[Stored data entries]

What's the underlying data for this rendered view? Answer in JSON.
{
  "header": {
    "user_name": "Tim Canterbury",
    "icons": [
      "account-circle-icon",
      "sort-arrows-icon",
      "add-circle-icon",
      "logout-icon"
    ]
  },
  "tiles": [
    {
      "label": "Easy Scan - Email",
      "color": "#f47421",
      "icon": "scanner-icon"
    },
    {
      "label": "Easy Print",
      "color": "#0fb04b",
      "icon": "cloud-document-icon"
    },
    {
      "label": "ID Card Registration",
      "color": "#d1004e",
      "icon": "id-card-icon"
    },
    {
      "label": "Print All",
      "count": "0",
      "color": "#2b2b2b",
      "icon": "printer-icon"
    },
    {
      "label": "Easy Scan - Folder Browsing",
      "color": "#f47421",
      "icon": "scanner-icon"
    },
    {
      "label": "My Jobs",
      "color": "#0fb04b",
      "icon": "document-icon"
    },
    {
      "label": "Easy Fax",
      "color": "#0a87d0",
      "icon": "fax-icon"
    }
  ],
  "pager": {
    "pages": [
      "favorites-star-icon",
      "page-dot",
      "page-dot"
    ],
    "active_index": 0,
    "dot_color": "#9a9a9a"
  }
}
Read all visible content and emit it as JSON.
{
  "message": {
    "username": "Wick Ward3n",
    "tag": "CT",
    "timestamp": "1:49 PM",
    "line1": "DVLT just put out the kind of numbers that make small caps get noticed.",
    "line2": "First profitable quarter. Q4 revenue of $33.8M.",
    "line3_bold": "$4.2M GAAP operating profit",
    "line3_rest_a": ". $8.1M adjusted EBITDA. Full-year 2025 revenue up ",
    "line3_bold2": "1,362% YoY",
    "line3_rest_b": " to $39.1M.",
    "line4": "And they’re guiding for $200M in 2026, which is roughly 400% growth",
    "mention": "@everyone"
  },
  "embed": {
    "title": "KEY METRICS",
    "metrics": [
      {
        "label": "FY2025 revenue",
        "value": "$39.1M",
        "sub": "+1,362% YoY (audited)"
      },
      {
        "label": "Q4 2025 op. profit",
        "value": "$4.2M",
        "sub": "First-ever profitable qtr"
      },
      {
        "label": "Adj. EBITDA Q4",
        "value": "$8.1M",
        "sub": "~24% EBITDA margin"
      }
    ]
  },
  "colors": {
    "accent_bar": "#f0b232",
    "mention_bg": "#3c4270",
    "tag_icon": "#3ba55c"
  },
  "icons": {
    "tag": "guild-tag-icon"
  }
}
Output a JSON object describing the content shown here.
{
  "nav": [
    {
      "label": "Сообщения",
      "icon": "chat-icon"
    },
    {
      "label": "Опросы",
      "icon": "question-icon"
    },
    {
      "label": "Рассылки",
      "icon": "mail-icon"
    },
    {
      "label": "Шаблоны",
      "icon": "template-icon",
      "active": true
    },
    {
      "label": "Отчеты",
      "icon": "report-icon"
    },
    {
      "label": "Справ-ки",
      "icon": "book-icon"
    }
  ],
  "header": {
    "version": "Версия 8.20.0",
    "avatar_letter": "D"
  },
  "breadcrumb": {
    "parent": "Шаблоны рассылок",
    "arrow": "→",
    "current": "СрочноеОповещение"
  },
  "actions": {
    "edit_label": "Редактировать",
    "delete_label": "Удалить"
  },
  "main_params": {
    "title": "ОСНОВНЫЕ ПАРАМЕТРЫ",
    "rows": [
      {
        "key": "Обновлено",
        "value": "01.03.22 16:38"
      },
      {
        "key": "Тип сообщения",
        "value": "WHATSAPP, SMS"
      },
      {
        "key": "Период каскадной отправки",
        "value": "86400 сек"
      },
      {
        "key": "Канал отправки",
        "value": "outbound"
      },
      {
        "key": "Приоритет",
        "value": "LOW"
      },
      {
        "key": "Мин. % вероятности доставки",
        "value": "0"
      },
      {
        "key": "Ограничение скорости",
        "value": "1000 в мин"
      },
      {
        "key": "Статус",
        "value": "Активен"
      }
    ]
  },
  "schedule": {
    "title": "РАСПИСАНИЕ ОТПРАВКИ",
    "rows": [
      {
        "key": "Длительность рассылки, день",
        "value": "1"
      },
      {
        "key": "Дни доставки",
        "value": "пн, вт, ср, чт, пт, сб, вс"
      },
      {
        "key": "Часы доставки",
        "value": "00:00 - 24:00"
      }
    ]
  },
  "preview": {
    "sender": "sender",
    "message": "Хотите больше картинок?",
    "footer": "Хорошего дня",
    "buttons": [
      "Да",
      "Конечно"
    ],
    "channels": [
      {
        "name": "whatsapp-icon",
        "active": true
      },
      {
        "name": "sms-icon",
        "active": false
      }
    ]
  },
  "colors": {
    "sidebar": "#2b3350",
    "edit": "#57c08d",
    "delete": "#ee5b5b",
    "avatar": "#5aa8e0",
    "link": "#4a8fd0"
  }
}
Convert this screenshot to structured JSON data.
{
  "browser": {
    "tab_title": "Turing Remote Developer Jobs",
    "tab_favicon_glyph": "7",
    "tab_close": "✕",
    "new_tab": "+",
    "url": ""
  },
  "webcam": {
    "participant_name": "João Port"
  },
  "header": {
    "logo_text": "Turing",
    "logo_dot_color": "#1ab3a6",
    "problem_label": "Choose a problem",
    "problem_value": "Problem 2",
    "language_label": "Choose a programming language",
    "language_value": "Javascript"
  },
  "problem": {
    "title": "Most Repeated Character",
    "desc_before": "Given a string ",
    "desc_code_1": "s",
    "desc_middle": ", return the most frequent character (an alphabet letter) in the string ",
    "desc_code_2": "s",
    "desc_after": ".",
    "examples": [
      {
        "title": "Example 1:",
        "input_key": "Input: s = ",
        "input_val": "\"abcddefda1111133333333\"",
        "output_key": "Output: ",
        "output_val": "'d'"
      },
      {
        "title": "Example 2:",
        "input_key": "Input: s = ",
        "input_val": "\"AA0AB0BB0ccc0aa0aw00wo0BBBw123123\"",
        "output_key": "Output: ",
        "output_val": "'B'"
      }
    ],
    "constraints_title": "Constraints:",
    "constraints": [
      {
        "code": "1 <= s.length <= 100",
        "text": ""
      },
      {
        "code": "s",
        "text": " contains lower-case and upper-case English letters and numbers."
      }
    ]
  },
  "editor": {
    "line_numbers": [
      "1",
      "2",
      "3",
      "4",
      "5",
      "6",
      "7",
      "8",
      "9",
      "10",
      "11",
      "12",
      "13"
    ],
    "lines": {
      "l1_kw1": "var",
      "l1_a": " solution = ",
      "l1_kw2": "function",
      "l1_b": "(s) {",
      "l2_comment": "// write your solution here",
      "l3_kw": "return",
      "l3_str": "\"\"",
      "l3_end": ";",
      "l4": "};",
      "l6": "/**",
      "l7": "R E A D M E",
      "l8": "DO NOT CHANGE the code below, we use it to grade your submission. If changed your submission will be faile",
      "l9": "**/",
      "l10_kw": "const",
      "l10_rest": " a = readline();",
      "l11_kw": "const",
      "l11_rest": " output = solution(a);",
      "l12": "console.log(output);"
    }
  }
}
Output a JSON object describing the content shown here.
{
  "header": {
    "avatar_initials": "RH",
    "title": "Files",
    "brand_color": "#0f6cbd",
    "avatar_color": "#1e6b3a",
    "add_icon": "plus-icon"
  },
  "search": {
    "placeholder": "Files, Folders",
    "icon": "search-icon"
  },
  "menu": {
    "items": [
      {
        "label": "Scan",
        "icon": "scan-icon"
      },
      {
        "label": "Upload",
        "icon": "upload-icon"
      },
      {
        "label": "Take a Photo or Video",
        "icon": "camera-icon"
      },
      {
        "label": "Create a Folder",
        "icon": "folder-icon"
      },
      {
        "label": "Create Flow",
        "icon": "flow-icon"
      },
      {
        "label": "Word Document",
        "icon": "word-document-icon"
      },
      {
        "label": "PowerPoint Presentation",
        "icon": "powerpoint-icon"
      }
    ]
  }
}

Given request: Copy each line above that contains the string "message".

Solution for this task:
  "message": {
    "message": "Хотите больше картинок?",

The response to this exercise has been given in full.